>> Begin Dataset extract
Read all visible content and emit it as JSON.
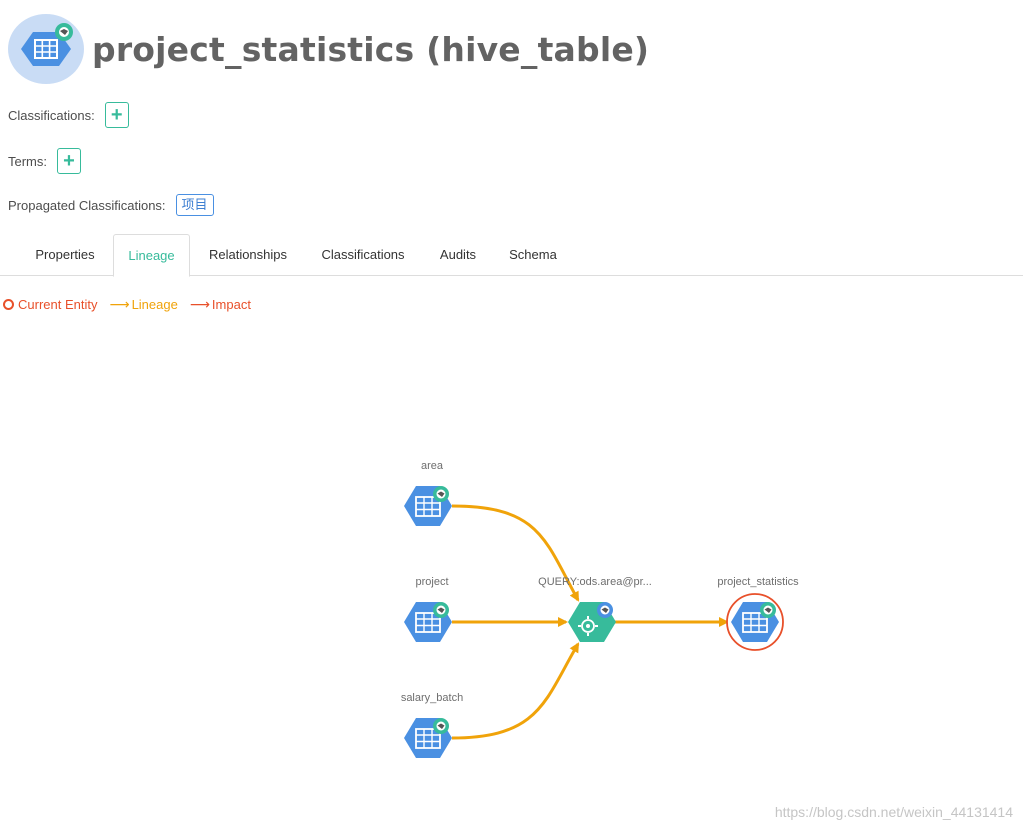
{
  "entity": {
    "title": "project_statistics (hive_table)",
    "icon": "hive-table-icon"
  },
  "meta": {
    "classifications_label": "Classifications:",
    "terms_label": "Terms:",
    "propagated_label": "Propagated Classifications:",
    "propagated_tag": "项目",
    "add_symbol": "+"
  },
  "tabs": [
    {
      "label": "Properties",
      "active": false
    },
    {
      "label": "Lineage",
      "active": true
    },
    {
      "label": "Relationships",
      "active": false
    },
    {
      "label": "Classifications",
      "active": false
    },
    {
      "label": "Audits",
      "active": false
    },
    {
      "label": "Schema",
      "active": false
    }
  ],
  "legend": {
    "current": "Current Entity",
    "lineage": "Lineage",
    "impact": "Impact",
    "arrow_symbol": "⟶"
  },
  "colors": {
    "accent": "#37bb9b",
    "lineage": "#f0a30a",
    "impact": "#e8502a",
    "table_node": "#4a90e2",
    "process_node": "#37bb9b"
  },
  "graph": {
    "nodes": [
      {
        "label": "area",
        "kind": "table"
      },
      {
        "label": "project",
        "kind": "table"
      },
      {
        "label": "salary_batch",
        "kind": "table"
      },
      {
        "label": "QUERY:ods.area@pr...",
        "kind": "process"
      },
      {
        "label": "project_statistics",
        "kind": "table",
        "current": true
      }
    ]
  },
  "watermark": "https://blog.csdn.net/weixin_44131414"
}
>> End Dataset extract
→ **Problem details**
Pictures are excluded; repeat every record exactly.

→ **Result of the exercise**
Read all visible content and emit it as JSON.
{
  "entity": {
    "title": "project_statistics (hive_table)",
    "icon": "hive-table-icon"
  },
  "meta": {
    "classifications_label": "Classifications:",
    "terms_label": "Terms:",
    "propagated_label": "Propagated Classifications:",
    "propagated_tag": "项目",
    "add_symbol": "+"
  },
  "tabs": [
    {
      "label": "Properties",
      "active": false
    },
    {
      "label": "Lineage",
      "active": true
    },
    {
      "label": "Relationships",
      "active": false
    },
    {
      "label": "Classifications",
      "active": false
    },
    {
      "label": "Audits",
      "active": false
    },
    {
      "label": "Schema",
      "active": false
    }
  ],
  "legend": {
    "current": "Current Entity",
    "lineage": "Lineage",
    "impact": "Impact",
    "arrow_symbol": "⟶"
  },
  "colors": {
    "accent": "#37bb9b",
    "lineage": "#f0a30a",
    "impact": "#e8502a",
    "table_node": "#4a90e2",
    "process_node": "#37bb9b"
  },
  "graph": {
    "nodes": [
      {
        "label": "area",
        "kind": "table"
      },
      {
        "label": "project",
        "kind": "table"
      },
      {
        "label": "salary_batch",
        "kind": "table"
      },
      {
        "label": "QUERY:ods.area@pr...",
        "kind": "process"
      },
      {
        "label": "project_statistics",
        "kind": "table",
        "current": true
      }
    ]
  },
  "watermark": "https://blog.csdn.net/weixin_44131414"
}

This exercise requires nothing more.